*SUPPLIED DATA*.
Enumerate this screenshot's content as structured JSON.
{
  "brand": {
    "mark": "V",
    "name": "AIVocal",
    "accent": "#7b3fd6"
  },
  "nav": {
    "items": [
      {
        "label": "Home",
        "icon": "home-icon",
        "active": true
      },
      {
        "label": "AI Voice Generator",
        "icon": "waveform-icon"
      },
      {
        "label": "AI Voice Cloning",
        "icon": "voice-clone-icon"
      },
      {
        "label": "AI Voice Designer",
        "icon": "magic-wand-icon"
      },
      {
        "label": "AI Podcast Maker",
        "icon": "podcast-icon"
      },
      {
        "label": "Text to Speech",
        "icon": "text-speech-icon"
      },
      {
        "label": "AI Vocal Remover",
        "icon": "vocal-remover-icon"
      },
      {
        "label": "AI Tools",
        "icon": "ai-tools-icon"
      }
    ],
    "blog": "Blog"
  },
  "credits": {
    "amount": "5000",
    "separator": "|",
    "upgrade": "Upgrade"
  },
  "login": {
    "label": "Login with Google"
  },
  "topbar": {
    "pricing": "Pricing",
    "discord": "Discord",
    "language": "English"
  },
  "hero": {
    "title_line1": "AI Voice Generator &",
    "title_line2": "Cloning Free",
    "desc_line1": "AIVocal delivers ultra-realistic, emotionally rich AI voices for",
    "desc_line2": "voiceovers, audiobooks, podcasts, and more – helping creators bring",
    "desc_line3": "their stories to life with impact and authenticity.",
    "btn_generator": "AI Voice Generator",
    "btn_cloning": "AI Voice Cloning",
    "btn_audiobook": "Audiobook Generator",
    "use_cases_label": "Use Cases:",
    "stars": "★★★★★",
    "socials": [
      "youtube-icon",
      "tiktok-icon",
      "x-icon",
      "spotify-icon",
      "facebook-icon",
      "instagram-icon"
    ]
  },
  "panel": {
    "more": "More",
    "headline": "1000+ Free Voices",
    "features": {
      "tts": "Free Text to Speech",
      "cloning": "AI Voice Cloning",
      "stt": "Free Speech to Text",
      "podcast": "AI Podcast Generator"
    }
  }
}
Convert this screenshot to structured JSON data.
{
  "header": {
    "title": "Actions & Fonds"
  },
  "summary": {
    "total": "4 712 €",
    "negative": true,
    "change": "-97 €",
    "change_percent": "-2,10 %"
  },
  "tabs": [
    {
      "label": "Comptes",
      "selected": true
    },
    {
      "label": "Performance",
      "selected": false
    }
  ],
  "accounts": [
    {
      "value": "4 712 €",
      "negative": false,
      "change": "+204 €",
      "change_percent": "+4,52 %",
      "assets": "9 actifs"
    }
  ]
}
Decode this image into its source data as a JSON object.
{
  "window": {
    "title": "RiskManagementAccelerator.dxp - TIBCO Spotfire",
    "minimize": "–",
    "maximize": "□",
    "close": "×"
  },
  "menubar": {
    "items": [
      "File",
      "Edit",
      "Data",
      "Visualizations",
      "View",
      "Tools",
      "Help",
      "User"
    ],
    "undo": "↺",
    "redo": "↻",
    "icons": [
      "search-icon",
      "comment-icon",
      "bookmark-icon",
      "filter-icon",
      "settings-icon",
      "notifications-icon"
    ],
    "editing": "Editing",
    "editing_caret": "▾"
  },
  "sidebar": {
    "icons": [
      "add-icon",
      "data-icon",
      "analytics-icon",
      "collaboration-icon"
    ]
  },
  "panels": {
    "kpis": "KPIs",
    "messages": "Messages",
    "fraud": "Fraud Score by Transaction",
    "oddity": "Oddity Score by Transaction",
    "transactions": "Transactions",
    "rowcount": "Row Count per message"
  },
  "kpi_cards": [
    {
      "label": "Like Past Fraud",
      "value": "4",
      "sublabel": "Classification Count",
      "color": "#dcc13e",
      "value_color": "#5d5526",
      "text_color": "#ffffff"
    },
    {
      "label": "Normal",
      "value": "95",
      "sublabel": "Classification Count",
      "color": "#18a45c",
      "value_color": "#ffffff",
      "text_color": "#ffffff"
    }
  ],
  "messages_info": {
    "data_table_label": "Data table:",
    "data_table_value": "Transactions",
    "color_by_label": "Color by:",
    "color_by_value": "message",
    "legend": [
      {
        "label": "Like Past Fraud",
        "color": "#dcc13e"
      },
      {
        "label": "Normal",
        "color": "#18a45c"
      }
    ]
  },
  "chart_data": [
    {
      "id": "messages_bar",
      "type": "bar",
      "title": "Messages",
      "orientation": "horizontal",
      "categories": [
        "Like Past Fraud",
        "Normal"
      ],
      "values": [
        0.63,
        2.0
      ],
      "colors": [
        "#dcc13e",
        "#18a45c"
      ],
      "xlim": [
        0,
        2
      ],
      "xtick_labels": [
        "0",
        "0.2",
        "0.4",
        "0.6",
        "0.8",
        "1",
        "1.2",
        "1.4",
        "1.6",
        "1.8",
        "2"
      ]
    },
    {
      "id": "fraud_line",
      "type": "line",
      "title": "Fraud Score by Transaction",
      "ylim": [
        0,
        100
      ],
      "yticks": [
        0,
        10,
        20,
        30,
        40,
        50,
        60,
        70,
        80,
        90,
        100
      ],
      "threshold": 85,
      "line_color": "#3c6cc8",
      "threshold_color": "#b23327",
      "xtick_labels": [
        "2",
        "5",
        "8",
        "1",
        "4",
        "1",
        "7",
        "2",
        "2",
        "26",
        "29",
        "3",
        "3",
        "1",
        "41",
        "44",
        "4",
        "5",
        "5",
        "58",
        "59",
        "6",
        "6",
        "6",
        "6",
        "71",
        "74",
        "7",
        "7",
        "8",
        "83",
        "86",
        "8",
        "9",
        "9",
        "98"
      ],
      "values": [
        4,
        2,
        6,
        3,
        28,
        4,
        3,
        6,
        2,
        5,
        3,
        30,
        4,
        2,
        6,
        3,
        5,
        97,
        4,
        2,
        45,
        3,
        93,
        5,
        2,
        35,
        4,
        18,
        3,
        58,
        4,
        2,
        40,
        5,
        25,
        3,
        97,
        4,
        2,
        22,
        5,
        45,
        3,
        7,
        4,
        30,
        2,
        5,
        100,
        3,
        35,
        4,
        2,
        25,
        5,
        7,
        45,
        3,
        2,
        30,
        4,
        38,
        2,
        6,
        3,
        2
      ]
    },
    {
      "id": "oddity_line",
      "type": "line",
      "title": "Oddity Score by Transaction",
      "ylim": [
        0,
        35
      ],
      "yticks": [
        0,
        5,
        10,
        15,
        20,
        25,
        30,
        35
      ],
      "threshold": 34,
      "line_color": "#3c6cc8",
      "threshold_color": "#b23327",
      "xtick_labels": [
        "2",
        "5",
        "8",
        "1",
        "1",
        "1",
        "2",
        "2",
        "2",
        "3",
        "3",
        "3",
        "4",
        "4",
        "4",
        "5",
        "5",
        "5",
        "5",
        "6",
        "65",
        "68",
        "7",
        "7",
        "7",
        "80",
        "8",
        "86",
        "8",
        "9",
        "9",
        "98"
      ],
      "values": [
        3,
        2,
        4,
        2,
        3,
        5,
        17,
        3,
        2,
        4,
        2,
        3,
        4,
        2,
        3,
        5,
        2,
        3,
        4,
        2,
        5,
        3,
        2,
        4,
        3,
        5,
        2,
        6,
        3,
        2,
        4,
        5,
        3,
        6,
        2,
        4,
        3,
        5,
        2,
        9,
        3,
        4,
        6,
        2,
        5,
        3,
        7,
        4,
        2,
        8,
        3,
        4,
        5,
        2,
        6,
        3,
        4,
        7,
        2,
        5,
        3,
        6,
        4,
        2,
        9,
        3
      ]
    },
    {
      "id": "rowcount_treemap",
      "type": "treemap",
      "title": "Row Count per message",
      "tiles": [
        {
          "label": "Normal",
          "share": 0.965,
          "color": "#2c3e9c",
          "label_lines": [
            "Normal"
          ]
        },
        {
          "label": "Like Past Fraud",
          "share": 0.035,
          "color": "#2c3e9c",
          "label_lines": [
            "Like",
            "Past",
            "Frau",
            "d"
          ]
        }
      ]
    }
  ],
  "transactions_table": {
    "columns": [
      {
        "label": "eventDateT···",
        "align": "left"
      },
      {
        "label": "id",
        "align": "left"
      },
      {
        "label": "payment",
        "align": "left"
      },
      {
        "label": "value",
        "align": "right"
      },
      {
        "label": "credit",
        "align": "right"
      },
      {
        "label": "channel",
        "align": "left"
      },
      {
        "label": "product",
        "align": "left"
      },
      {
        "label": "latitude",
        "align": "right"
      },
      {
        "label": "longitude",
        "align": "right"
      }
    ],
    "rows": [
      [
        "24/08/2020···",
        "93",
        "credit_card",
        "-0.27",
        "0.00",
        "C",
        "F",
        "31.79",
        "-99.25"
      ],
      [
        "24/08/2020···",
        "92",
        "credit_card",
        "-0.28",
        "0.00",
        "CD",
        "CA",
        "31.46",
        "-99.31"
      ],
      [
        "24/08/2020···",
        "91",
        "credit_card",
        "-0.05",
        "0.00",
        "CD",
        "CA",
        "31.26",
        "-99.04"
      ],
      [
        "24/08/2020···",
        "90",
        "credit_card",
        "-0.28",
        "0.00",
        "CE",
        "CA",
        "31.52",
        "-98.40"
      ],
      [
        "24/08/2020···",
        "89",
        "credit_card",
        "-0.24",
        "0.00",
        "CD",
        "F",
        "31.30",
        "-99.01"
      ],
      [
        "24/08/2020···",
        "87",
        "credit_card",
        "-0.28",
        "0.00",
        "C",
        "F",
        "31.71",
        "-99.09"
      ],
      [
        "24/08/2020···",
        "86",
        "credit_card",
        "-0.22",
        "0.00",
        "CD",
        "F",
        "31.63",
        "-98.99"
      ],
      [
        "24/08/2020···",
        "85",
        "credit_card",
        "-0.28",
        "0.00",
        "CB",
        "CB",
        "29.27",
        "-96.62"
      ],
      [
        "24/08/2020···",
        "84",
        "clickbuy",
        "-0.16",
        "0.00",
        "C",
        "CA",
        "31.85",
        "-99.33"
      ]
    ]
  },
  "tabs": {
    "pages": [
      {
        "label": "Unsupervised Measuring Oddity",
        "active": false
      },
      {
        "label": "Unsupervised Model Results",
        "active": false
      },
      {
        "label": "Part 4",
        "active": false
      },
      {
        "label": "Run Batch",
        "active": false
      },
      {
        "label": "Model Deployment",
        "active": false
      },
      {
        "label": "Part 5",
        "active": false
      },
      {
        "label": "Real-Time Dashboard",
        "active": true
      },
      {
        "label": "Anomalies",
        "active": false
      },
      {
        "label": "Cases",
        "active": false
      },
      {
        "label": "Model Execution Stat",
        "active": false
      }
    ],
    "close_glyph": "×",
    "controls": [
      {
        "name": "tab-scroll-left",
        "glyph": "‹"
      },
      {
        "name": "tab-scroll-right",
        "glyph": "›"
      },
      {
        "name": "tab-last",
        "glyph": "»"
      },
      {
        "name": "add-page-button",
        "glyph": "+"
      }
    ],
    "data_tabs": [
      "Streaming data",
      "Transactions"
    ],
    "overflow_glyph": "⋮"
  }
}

*AIM OF THE TASK*. Locate all lines in the listing above with the word "screenshot". Copy them.

*FINISHED ANSWER*.
Enumerate this screenshot's content as structured JSON.
Convert this screenshot to structured JSON data.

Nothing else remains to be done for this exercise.